**EXERCISE DESCRIPTION**
In the entries that follow, find the word "MEDIAN" and report each line it is on.

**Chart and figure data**

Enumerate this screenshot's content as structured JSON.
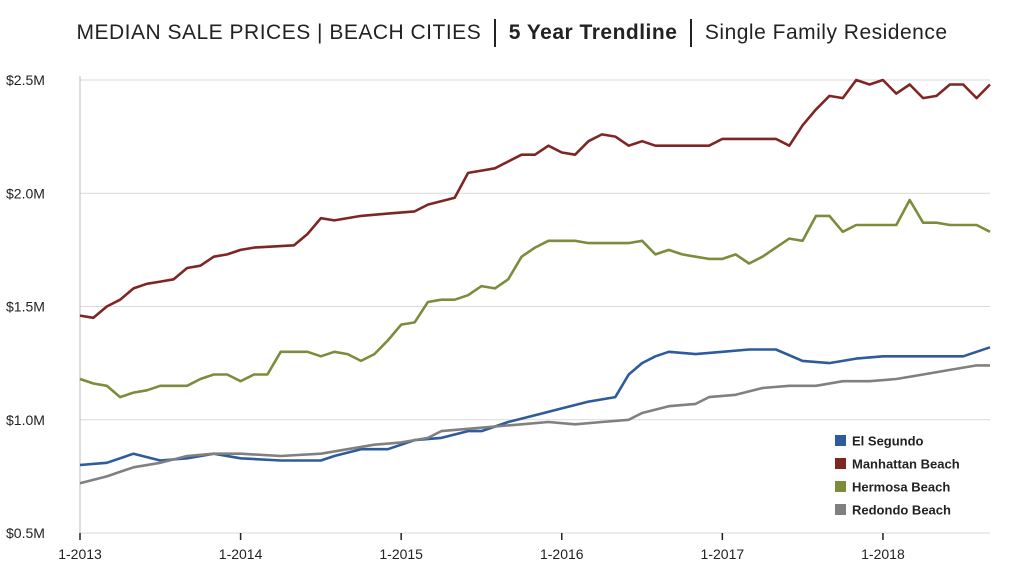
{
  "title": {
    "part1": "MEDIAN SALE PRICES | BEACH CITIES",
    "part2": "5 Year Trendline",
    "part3": "Single Family Residence"
  },
  "chart_data": {
    "type": "line",
    "title": "MEDIAN SALE PRICES | BEACH CITIES | 5 Year Trendline | Single Family Residence",
    "xlabel": "",
    "ylabel": "",
    "x_start": "2013-01",
    "x_end": "2018-09",
    "x_ticks": [
      {
        "value": "2013-01",
        "label": "1-2013"
      },
      {
        "value": "2014-01",
        "label": "1-2014"
      },
      {
        "value": "2015-01",
        "label": "1-2015"
      },
      {
        "value": "2016-01",
        "label": "1-2016"
      },
      {
        "value": "2017-01",
        "label": "1-2017"
      },
      {
        "value": "2018-01",
        "label": "1-2018"
      }
    ],
    "ylim": [
      0.5,
      2.5
    ],
    "y_ticks": [
      {
        "value": 2.5,
        "label": "$2.5M"
      },
      {
        "value": 2.0,
        "label": "$2.0M"
      },
      {
        "value": 1.5,
        "label": "$1.5M"
      },
      {
        "value": 1.0,
        "label": "$1.0M"
      },
      {
        "value": 0.5,
        "label": "$0.5M"
      }
    ],
    "grid": true,
    "legend": "bottom-right",
    "series": [
      {
        "name": "El Segundo",
        "color": "#2e5b9c",
        "points": [
          [
            "2013-01",
            0.8
          ],
          [
            "2013-03",
            0.81
          ],
          [
            "2013-05",
            0.85
          ],
          [
            "2013-07",
            0.82
          ],
          [
            "2013-09",
            0.83
          ],
          [
            "2013-11",
            0.85
          ],
          [
            "2014-01",
            0.83
          ],
          [
            "2014-04",
            0.82
          ],
          [
            "2014-07",
            0.82
          ],
          [
            "2014-08",
            0.84
          ],
          [
            "2014-10",
            0.87
          ],
          [
            "2014-12",
            0.87
          ],
          [
            "2015-02",
            0.91
          ],
          [
            "2015-04",
            0.92
          ],
          [
            "2015-06",
            0.95
          ],
          [
            "2015-07",
            0.95
          ],
          [
            "2015-09",
            0.99
          ],
          [
            "2015-11",
            1.02
          ],
          [
            "2016-01",
            1.05
          ],
          [
            "2016-03",
            1.08
          ],
          [
            "2016-05",
            1.1
          ],
          [
            "2016-06",
            1.2
          ],
          [
            "2016-07",
            1.25
          ],
          [
            "2016-08",
            1.28
          ],
          [
            "2016-09",
            1.3
          ],
          [
            "2016-11",
            1.29
          ],
          [
            "2017-01",
            1.3
          ],
          [
            "2017-03",
            1.31
          ],
          [
            "2017-05",
            1.31
          ],
          [
            "2017-07",
            1.26
          ],
          [
            "2017-09",
            1.25
          ],
          [
            "2017-11",
            1.27
          ],
          [
            "2018-01",
            1.28
          ],
          [
            "2018-03",
            1.28
          ],
          [
            "2018-05",
            1.28
          ],
          [
            "2018-07",
            1.28
          ],
          [
            "2018-08",
            1.3
          ],
          [
            "2018-09",
            1.32
          ]
        ]
      },
      {
        "name": "Manhattan Beach",
        "color": "#7f2624",
        "points": [
          [
            "2013-01",
            1.46
          ],
          [
            "2013-02",
            1.45
          ],
          [
            "2013-03",
            1.5
          ],
          [
            "2013-04",
            1.53
          ],
          [
            "2013-05",
            1.58
          ],
          [
            "2013-06",
            1.6
          ],
          [
            "2013-07",
            1.61
          ],
          [
            "2013-08",
            1.62
          ],
          [
            "2013-09",
            1.67
          ],
          [
            "2013-10",
            1.68
          ],
          [
            "2013-11",
            1.72
          ],
          [
            "2013-12",
            1.73
          ],
          [
            "2014-01",
            1.75
          ],
          [
            "2014-02",
            1.76
          ],
          [
            "2014-05",
            1.77
          ],
          [
            "2014-06",
            1.82
          ],
          [
            "2014-07",
            1.89
          ],
          [
            "2014-08",
            1.88
          ],
          [
            "2014-10",
            1.9
          ],
          [
            "2014-12",
            1.91
          ],
          [
            "2015-02",
            1.92
          ],
          [
            "2015-03",
            1.95
          ],
          [
            "2015-05",
            1.98
          ],
          [
            "2015-06",
            2.09
          ],
          [
            "2015-07",
            2.1
          ],
          [
            "2015-08",
            2.11
          ],
          [
            "2015-09",
            2.14
          ],
          [
            "2015-10",
            2.17
          ],
          [
            "2015-11",
            2.17
          ],
          [
            "2015-12",
            2.21
          ],
          [
            "2016-01",
            2.18
          ],
          [
            "2016-02",
            2.17
          ],
          [
            "2016-03",
            2.23
          ],
          [
            "2016-04",
            2.26
          ],
          [
            "2016-05",
            2.25
          ],
          [
            "2016-06",
            2.21
          ],
          [
            "2016-07",
            2.23
          ],
          [
            "2016-08",
            2.21
          ],
          [
            "2016-10",
            2.21
          ],
          [
            "2016-12",
            2.21
          ],
          [
            "2017-01",
            2.24
          ],
          [
            "2017-03",
            2.24
          ],
          [
            "2017-05",
            2.24
          ],
          [
            "2017-06",
            2.21
          ],
          [
            "2017-07",
            2.3
          ],
          [
            "2017-08",
            2.37
          ],
          [
            "2017-09",
            2.43
          ],
          [
            "2017-10",
            2.42
          ],
          [
            "2017-11",
            2.5
          ],
          [
            "2017-12",
            2.48
          ],
          [
            "2018-01",
            2.5
          ],
          [
            "2018-02",
            2.44
          ],
          [
            "2018-03",
            2.48
          ],
          [
            "2018-04",
            2.42
          ],
          [
            "2018-05",
            2.43
          ],
          [
            "2018-06",
            2.48
          ],
          [
            "2018-07",
            2.48
          ],
          [
            "2018-08",
            2.42
          ],
          [
            "2018-09",
            2.48
          ]
        ]
      },
      {
        "name": "Hermosa Beach",
        "color": "#7b8d3c",
        "points": [
          [
            "2013-01",
            1.18
          ],
          [
            "2013-02",
            1.16
          ],
          [
            "2013-03",
            1.15
          ],
          [
            "2013-04",
            1.1
          ],
          [
            "2013-05",
            1.12
          ],
          [
            "2013-06",
            1.13
          ],
          [
            "2013-07",
            1.15
          ],
          [
            "2013-08",
            1.15
          ],
          [
            "2013-09",
            1.15
          ],
          [
            "2013-10",
            1.18
          ],
          [
            "2013-11",
            1.2
          ],
          [
            "2013-12",
            1.2
          ],
          [
            "2014-01",
            1.17
          ],
          [
            "2014-02",
            1.2
          ],
          [
            "2014-03",
            1.2
          ],
          [
            "2014-04",
            1.3
          ],
          [
            "2014-05",
            1.3
          ],
          [
            "2014-06",
            1.3
          ],
          [
            "2014-07",
            1.28
          ],
          [
            "2014-08",
            1.3
          ],
          [
            "2014-09",
            1.29
          ],
          [
            "2014-10",
            1.26
          ],
          [
            "2014-11",
            1.29
          ],
          [
            "2014-12",
            1.35
          ],
          [
            "2015-01",
            1.42
          ],
          [
            "2015-02",
            1.43
          ],
          [
            "2015-03",
            1.52
          ],
          [
            "2015-04",
            1.53
          ],
          [
            "2015-05",
            1.53
          ],
          [
            "2015-06",
            1.55
          ],
          [
            "2015-07",
            1.59
          ],
          [
            "2015-08",
            1.58
          ],
          [
            "2015-09",
            1.62
          ],
          [
            "2015-10",
            1.72
          ],
          [
            "2015-11",
            1.76
          ],
          [
            "2015-12",
            1.79
          ],
          [
            "2016-01",
            1.79
          ],
          [
            "2016-02",
            1.79
          ],
          [
            "2016-03",
            1.78
          ],
          [
            "2016-04",
            1.78
          ],
          [
            "2016-05",
            1.78
          ],
          [
            "2016-06",
            1.78
          ],
          [
            "2016-07",
            1.79
          ],
          [
            "2016-08",
            1.73
          ],
          [
            "2016-09",
            1.75
          ],
          [
            "2016-10",
            1.73
          ],
          [
            "2016-11",
            1.72
          ],
          [
            "2016-12",
            1.71
          ],
          [
            "2017-01",
            1.71
          ],
          [
            "2017-02",
            1.73
          ],
          [
            "2017-03",
            1.69
          ],
          [
            "2017-04",
            1.72
          ],
          [
            "2017-05",
            1.76
          ],
          [
            "2017-06",
            1.8
          ],
          [
            "2017-07",
            1.79
          ],
          [
            "2017-08",
            1.9
          ],
          [
            "2017-09",
            1.9
          ],
          [
            "2017-10",
            1.83
          ],
          [
            "2017-11",
            1.86
          ],
          [
            "2017-12",
            1.86
          ],
          [
            "2018-01",
            1.86
          ],
          [
            "2018-02",
            1.86
          ],
          [
            "2018-03",
            1.97
          ],
          [
            "2018-04",
            1.87
          ],
          [
            "2018-05",
            1.87
          ],
          [
            "2018-06",
            1.86
          ],
          [
            "2018-07",
            1.86
          ],
          [
            "2018-08",
            1.86
          ],
          [
            "2018-09",
            1.83
          ]
        ]
      },
      {
        "name": "Redondo Beach",
        "color": "#808080",
        "points": [
          [
            "2013-01",
            0.72
          ],
          [
            "2013-03",
            0.75
          ],
          [
            "2013-05",
            0.79
          ],
          [
            "2013-07",
            0.81
          ],
          [
            "2013-09",
            0.84
          ],
          [
            "2013-11",
            0.85
          ],
          [
            "2014-01",
            0.85
          ],
          [
            "2014-04",
            0.84
          ],
          [
            "2014-07",
            0.85
          ],
          [
            "2014-09",
            0.87
          ],
          [
            "2014-11",
            0.89
          ],
          [
            "2015-01",
            0.9
          ],
          [
            "2015-03",
            0.92
          ],
          [
            "2015-04",
            0.95
          ],
          [
            "2015-06",
            0.96
          ],
          [
            "2015-08",
            0.97
          ],
          [
            "2015-10",
            0.98
          ],
          [
            "2015-12",
            0.99
          ],
          [
            "2016-02",
            0.98
          ],
          [
            "2016-04",
            0.99
          ],
          [
            "2016-06",
            1.0
          ],
          [
            "2016-07",
            1.03
          ],
          [
            "2016-09",
            1.06
          ],
          [
            "2016-11",
            1.07
          ],
          [
            "2016-12",
            1.1
          ],
          [
            "2017-02",
            1.11
          ],
          [
            "2017-04",
            1.14
          ],
          [
            "2017-06",
            1.15
          ],
          [
            "2017-08",
            1.15
          ],
          [
            "2017-10",
            1.17
          ],
          [
            "2017-12",
            1.17
          ],
          [
            "2018-02",
            1.18
          ],
          [
            "2018-04",
            1.2
          ],
          [
            "2018-06",
            1.22
          ],
          [
            "2018-08",
            1.24
          ],
          [
            "2018-09",
            1.24
          ]
        ]
      }
    ]
  }
}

**EXERCISE ANSWER**
    "part1": "MEDIAN SALE PRICES | BEACH CITIES",
    "title": "MEDIAN SALE PRICES | BEACH CITIES | 5 Year Trendline | Single Family Residence",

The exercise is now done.